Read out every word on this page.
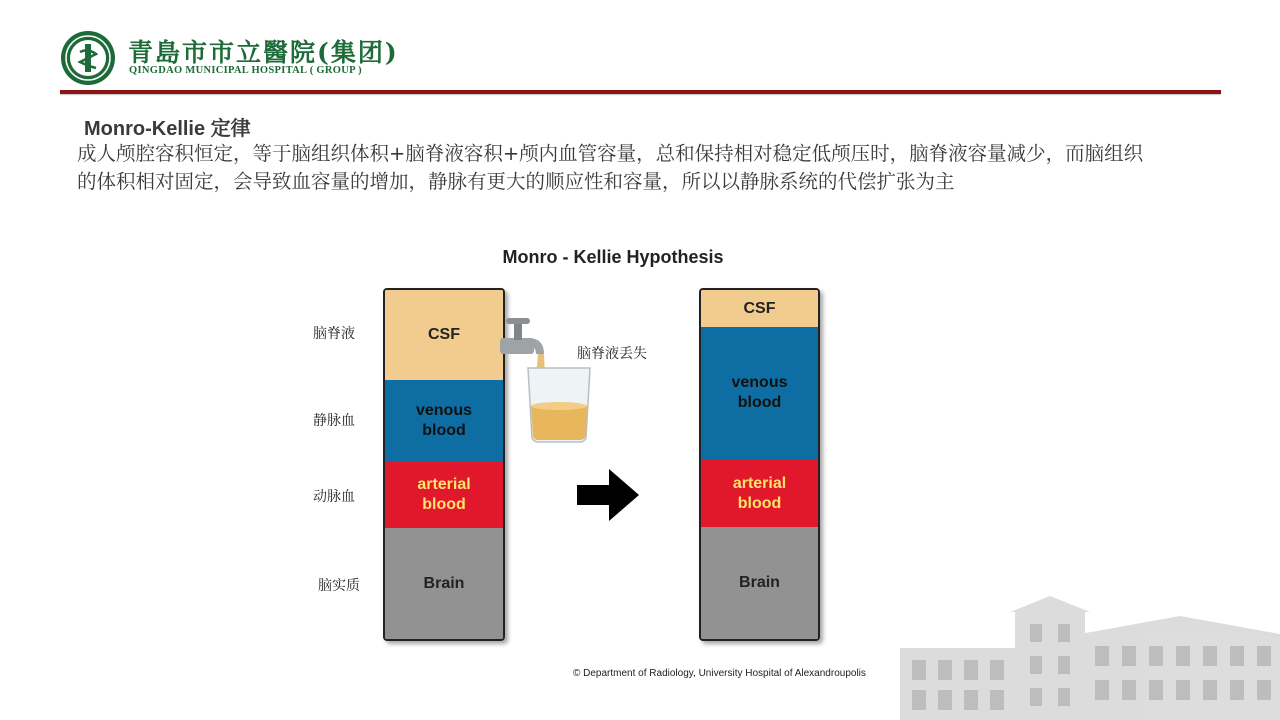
青島市市立醫院(集团)
QINGDAO MUNICIPAL HOSPITAL ( GROUP )
Monro-Kellie 定律
成人颅腔容积恒定，等于脑组织体积+脑脊液容积+颅内血管容量，总和保持相对稳定低颅压时，脑脊液容量减少，而脑组织的体积相对固定，会导致血容量的增加，静脉有更大的顺应性和容量，所以以静脉系统的代偿扩张为主
Monro - Kellie Hypothesis
脑脊液
静脉血
动脉血
脑实质
CSF
venous
blood
arterial
blood
Brain
脑脊液丢失
CSF
venous
blood
arterial
blood
Brain
© Department of Radiology, University Hospital of Alexandroupolis
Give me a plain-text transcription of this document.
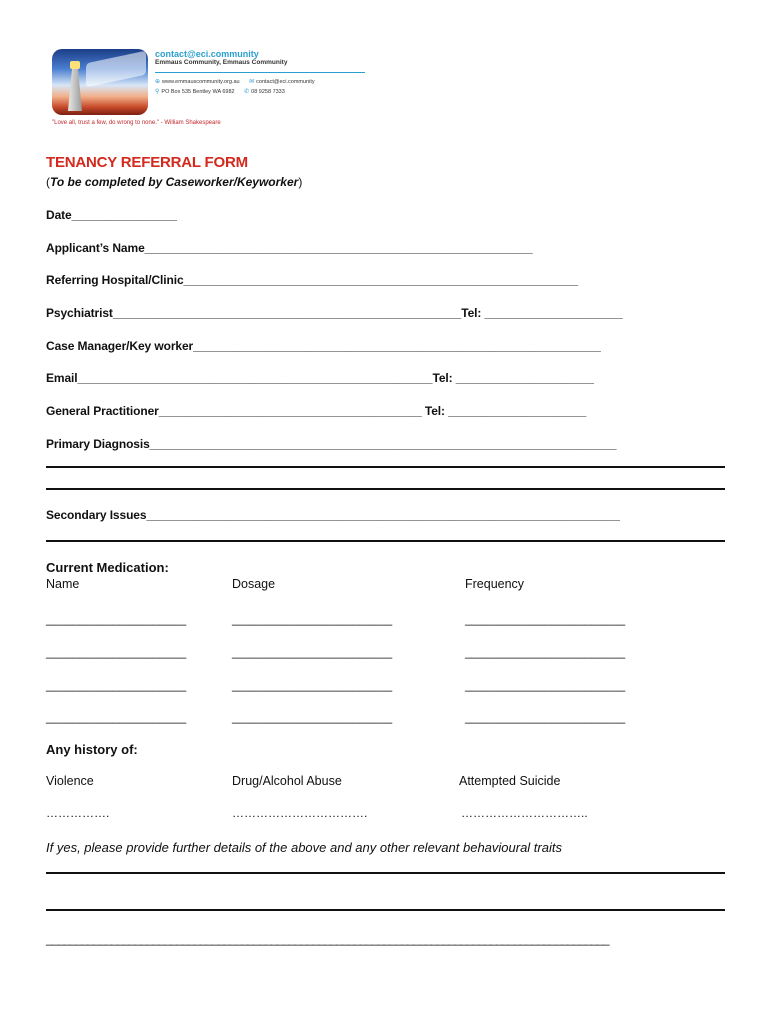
contact@eci.community
Emmaus Community, Emmaus Community
⊕ www.emmauscommunity.org.au ✉ contact@eci.community
⚲ PO Box 535 Bentley WA 6982 ✆ 08 9258 7333
"Love all, trust a few, do wrong to none." - William Shakespeare
TENANCY REFERRAL FORM
(To be completed by Caseworker/Keyworker)
Date________________
Applicant’s Name___________________________________________________________
Referring Hospital/Clinic____________________________________________________________
Psychiatrist_____________________________________________________Tel: _____________________
Case Manager/Key worker______________________________________________________________
Email______________________________________________________Tel: _____________________
General Practitioner________________________________________ Tel: _____________________
Primary Diagnosis_______________________________________________________________________
Secondary Issues________________________________________________________________________
Current Medication:
Name	Dosage	Frequency
_____________________	________________________	________________________
_____________________	________________________	________________________
_____________________	________________________	________________________
_____________________	________________________	________________________
Any history of:
Violence	Drug/Alcohol Abuse	Attempted Suicide
…………….	…………………………….	…………………………..
If yes, please provide further details of the above and any other relevant behavioural traits
_______________________________________________________________________________________________
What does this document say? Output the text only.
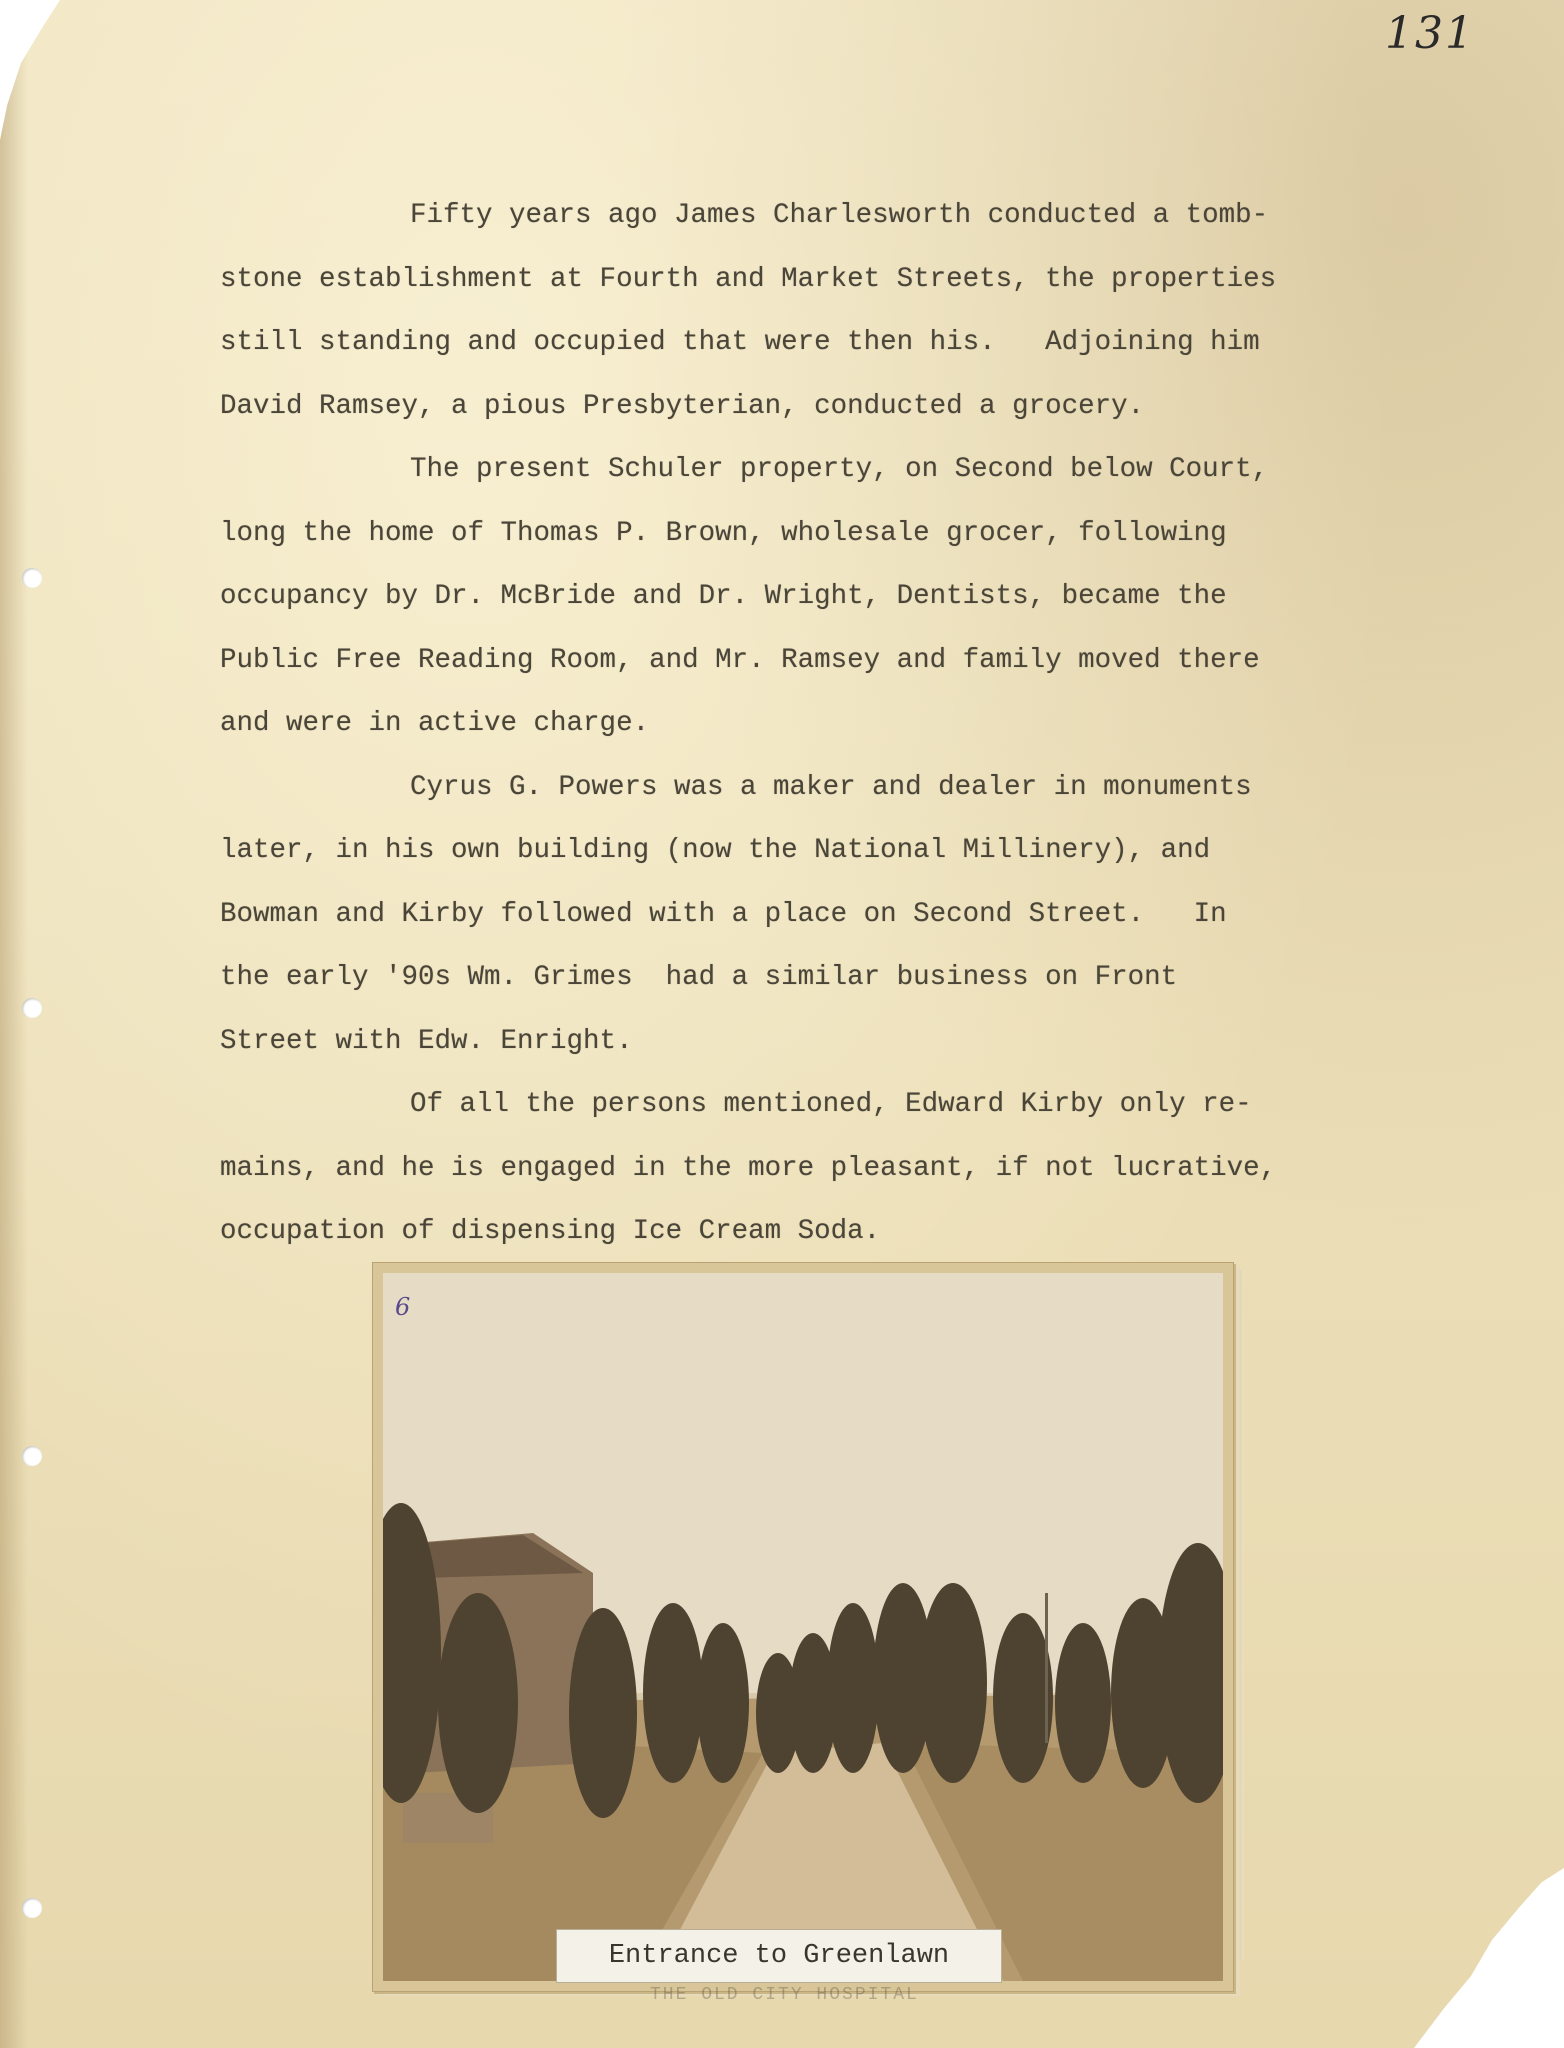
131
Fifty years ago James Charlesworth conducted a tomb-
stone establishment at Fourth and Market Streets, the properties
still standing and occupied that were then his.   Adjoining him
David Ramsey, a pious Presbyterian, conducted a grocery.
The present Schuler property, on Second below Court,
long the home of Thomas P. Brown, wholesale grocer, following
occupancy by Dr. McBride and Dr. Wright, Dentists, became the
Public Free Reading Room, and Mr. Ramsey and family moved there
and were in active charge.
Cyrus G. Powers was a maker and dealer in monuments
later, in his own building (now the National Millinery), and
Bowman and Kirby followed with a place on Second Street.   In
the early '90s Wm. Grimes  had a similar business on Front
Street with Edw. Enright.
Of all the persons mentioned, Edward Kirby only re-
mains, and he is engaged in the more pleasant, if not lucrative,
occupation of dispensing Ice Cream Soda.
6
Entrance to Greenlawn
THE OLD CITY HOSPITAL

══════════════════════════════

**Set problem**:
Each record above should come back exactly the same, only without its pictures.

**Complete answer**:
Read out every word on this page.
青島市市立醫院(集团)
QINGDAO MUNICIPAL HOSPITAL ( GROUP )
Monro-Kellie 定律
成人颅腔容积恒定，等于脑组织体积+脑脊液容积+颅内血管容量，总和保持相对稳定低颅压时，脑脊液容量减少，而脑组织的体积相对固定，会导致血容量的增加，静脉有更大的顺应性和容量，所以以静脉系统的代偿扩张为主
Monro - Kellie Hypothesis
脑脊液
静脉血
动脉血
脑实质
CSF
venous
blood
arterial
blood
Brain
脑脊液丢失
CSF
venous
blood
arterial
blood
Brain
© Department of Radiology, University Hospital of Alexandroupolis
Give me a plain-text transcription of this document.
contact@eci.community
Emmaus Community, Emmaus Community
⊕ www.emmauscommunity.org.au ✉ contact@eci.community
⚲ PO Box 535 Bentley WA 6982 ✆ 08 9258 7333
"Love all, trust a few, do wrong to none." - William Shakespeare
TENANCY REFERRAL FORM
(To be completed by Caseworker/Keyworker)
Date________________
Applicant’s Name___________________________________________________________
Referring Hospital/Clinic____________________________________________________________
Psychiatrist_____________________________________________________Tel: _____________________
Case Manager/Key worker______________________________________________________________
Email______________________________________________________Tel: _____________________
General Practitioner________________________________________ Tel: _____________________
Primary Diagnosis_______________________________________________________________________
Secondary Issues________________________________________________________________________
Current Medication:
Name	Dosage	Frequency
_____________________	________________________	________________________
_____________________	________________________	________________________
_____________________	________________________	________________________
_____________________	________________________	________________________
Any history of:
Violence	Drug/Alcohol Abuse	Attempted Suicide
…………….	…………………………….	…………………………..
If yes, please provide further details of the above and any other relevant behavioural traits
_______________________________________________________________________________________________
What does this document say? Output the text only.
131
Fifty years ago James Charlesworth conducted a tomb-
stone establishment at Fourth and Market Streets, the properties
still standing and occupied that were then his.   Adjoining him
David Ramsey, a pious Presbyterian, conducted a grocery.
The present Schuler property, on Second below Court,
long the home of Thomas P. Brown, wholesale grocer, following
occupancy by Dr. McBride and Dr. Wright, Dentists, became the
Public Free Reading Room, and Mr. Ramsey and family moved there
and were in active charge.
Cyrus G. Powers was a maker and dealer in monuments
later, in his own building (now the National Millinery), and
Bowman and Kirby followed with a place on Second Street.   In
the early '90s Wm. Grimes  had a similar business on Front
Street with Edw. Enright.
Of all the persons mentioned, Edward Kirby only re-
mains, and he is engaged in the more pleasant, if not lucrative,
occupation of dispensing Ice Cream Soda.
6
Entrance to Greenlawn
THE OLD CITY HOSPITAL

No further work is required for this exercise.